### Problem description
Pick out the lines containing "color".

— begin Given records —

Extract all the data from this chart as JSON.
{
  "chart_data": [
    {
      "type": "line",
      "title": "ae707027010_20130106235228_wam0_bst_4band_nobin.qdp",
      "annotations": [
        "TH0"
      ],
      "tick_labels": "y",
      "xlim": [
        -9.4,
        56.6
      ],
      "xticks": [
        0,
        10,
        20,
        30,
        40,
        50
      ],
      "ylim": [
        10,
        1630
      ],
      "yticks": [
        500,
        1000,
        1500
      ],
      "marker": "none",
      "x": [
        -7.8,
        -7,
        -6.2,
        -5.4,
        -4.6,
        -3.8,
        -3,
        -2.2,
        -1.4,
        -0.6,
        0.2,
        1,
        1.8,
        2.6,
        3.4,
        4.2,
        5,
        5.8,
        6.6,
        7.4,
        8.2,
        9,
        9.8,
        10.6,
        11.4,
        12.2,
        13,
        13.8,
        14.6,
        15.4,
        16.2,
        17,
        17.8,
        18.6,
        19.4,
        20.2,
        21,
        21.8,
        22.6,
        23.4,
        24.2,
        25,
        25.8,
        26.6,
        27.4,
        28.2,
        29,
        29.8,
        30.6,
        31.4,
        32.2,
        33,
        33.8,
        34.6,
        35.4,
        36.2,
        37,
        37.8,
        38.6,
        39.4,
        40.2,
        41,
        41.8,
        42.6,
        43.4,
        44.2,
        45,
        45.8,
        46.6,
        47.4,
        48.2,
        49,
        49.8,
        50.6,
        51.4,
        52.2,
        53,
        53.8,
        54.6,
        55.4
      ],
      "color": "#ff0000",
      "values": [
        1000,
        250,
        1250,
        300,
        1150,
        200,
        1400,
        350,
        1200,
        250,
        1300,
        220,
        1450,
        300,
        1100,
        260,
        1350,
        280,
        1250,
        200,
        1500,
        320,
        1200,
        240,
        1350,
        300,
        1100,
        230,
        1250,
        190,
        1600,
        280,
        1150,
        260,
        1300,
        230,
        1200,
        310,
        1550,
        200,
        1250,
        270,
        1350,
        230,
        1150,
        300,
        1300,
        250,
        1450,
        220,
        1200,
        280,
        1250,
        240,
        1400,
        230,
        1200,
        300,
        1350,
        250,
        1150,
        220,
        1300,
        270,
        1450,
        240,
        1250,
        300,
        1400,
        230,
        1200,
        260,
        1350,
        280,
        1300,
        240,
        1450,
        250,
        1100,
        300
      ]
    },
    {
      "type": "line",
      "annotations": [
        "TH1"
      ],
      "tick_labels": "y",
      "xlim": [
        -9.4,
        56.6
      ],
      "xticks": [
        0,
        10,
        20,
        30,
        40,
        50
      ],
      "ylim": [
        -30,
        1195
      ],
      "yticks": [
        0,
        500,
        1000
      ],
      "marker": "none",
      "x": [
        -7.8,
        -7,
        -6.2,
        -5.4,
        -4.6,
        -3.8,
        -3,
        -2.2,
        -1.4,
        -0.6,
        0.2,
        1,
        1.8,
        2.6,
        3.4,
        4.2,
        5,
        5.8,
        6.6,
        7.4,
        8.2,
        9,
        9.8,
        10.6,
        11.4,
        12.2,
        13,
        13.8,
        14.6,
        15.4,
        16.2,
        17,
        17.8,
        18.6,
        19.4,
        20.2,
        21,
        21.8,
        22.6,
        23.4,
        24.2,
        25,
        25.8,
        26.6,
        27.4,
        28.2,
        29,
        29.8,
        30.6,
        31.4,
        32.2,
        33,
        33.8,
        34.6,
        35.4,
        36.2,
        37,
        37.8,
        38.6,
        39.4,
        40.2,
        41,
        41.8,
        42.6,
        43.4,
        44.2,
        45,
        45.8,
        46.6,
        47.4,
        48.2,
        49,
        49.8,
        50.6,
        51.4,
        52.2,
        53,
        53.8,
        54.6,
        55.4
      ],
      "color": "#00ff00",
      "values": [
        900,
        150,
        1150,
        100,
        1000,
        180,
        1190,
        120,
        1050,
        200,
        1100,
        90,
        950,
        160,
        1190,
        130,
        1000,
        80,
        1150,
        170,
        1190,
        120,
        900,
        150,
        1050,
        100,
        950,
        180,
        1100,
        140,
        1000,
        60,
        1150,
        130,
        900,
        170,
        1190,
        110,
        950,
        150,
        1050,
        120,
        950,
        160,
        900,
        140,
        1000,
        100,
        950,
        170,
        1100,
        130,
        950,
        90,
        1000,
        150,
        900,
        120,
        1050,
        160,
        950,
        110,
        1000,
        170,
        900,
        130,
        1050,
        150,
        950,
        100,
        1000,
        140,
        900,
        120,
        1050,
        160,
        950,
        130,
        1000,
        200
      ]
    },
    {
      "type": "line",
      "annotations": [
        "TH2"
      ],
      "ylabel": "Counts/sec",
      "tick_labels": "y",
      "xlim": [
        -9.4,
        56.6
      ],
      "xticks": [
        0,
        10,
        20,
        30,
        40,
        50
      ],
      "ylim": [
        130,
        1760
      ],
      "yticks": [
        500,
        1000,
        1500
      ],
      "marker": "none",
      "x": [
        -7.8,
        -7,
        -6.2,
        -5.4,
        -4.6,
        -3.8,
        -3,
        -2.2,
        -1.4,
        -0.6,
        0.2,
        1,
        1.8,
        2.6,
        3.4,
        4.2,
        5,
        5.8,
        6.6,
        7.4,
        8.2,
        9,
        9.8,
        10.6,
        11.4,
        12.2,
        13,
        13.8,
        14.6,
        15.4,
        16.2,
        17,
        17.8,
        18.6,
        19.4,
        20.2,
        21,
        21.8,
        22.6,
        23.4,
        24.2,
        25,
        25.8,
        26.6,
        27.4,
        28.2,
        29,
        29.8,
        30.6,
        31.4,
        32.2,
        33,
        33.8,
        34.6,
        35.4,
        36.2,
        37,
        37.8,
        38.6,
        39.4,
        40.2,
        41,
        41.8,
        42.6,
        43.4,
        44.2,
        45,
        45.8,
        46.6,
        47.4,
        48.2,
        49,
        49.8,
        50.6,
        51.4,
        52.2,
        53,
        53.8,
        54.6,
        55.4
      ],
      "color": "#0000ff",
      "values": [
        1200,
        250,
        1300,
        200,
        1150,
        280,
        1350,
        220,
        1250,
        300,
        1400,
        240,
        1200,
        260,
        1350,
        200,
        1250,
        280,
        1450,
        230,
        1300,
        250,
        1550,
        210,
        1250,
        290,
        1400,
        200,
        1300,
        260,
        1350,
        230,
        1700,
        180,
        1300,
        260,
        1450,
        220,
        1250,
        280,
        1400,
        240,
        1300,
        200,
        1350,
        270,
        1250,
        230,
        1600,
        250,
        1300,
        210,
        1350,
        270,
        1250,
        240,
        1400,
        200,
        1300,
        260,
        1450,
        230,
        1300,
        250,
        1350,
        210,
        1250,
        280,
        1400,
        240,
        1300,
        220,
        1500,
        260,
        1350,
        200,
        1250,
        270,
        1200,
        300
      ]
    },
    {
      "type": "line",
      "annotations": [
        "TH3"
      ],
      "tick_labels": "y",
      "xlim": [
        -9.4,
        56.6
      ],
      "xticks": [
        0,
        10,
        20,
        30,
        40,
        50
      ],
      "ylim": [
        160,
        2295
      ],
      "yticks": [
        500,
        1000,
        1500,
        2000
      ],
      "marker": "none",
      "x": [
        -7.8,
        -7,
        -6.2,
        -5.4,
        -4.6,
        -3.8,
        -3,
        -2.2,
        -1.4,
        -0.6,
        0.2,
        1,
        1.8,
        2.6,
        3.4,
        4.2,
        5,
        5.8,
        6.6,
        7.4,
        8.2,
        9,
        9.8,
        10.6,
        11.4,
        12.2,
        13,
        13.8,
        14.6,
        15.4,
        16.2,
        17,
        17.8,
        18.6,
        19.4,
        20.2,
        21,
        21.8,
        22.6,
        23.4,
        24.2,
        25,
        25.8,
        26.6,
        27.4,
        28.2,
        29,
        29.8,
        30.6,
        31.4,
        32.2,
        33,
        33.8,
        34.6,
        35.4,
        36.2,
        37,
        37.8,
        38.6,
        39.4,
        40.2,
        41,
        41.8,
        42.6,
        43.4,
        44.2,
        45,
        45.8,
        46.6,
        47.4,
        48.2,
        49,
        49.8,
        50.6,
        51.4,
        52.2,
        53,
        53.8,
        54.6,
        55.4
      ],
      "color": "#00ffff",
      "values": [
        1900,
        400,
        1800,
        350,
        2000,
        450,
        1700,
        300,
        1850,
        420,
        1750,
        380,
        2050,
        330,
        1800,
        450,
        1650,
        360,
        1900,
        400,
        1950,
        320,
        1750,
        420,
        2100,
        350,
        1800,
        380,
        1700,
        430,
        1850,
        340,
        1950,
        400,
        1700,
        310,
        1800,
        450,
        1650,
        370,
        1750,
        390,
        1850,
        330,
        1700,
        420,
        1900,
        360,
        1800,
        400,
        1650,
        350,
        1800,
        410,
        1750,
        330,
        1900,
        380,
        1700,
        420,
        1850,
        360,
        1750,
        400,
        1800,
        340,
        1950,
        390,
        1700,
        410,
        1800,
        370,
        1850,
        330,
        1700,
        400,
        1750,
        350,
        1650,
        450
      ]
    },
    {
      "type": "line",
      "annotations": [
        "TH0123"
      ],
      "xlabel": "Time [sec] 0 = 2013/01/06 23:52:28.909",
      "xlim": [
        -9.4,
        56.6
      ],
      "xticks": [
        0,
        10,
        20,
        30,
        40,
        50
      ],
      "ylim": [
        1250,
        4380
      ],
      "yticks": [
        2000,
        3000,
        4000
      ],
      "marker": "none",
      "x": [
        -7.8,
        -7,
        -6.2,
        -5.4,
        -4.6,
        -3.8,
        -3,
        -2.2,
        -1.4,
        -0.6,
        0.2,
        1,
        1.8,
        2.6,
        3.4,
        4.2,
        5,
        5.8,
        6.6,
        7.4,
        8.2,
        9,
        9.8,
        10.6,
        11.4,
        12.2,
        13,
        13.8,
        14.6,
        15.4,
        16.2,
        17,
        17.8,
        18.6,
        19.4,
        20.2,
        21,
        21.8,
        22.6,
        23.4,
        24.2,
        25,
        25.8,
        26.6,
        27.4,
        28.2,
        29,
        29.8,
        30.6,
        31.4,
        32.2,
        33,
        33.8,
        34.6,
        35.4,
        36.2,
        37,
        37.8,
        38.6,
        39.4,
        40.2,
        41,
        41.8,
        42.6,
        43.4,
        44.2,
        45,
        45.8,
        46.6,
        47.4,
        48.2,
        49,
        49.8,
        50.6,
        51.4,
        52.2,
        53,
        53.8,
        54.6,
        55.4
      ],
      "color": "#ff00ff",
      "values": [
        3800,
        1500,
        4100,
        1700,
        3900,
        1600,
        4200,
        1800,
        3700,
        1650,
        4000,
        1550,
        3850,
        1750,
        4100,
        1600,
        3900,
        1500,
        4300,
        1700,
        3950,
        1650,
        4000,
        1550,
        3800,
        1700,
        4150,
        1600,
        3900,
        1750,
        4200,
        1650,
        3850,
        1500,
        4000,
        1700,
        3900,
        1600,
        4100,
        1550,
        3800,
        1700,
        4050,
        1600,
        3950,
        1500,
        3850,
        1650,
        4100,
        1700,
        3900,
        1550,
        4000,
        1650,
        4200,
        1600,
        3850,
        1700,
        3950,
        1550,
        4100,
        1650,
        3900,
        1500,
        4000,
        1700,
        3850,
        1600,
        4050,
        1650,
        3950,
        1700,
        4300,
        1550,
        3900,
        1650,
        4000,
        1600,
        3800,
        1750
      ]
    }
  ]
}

— end Given records —

### Exercise solution
      "color": "#ff0000",
      "color": "#00ff00",
      "color": "#0000ff",
      "color": "#00ffff",
      "color": "#ff00ff",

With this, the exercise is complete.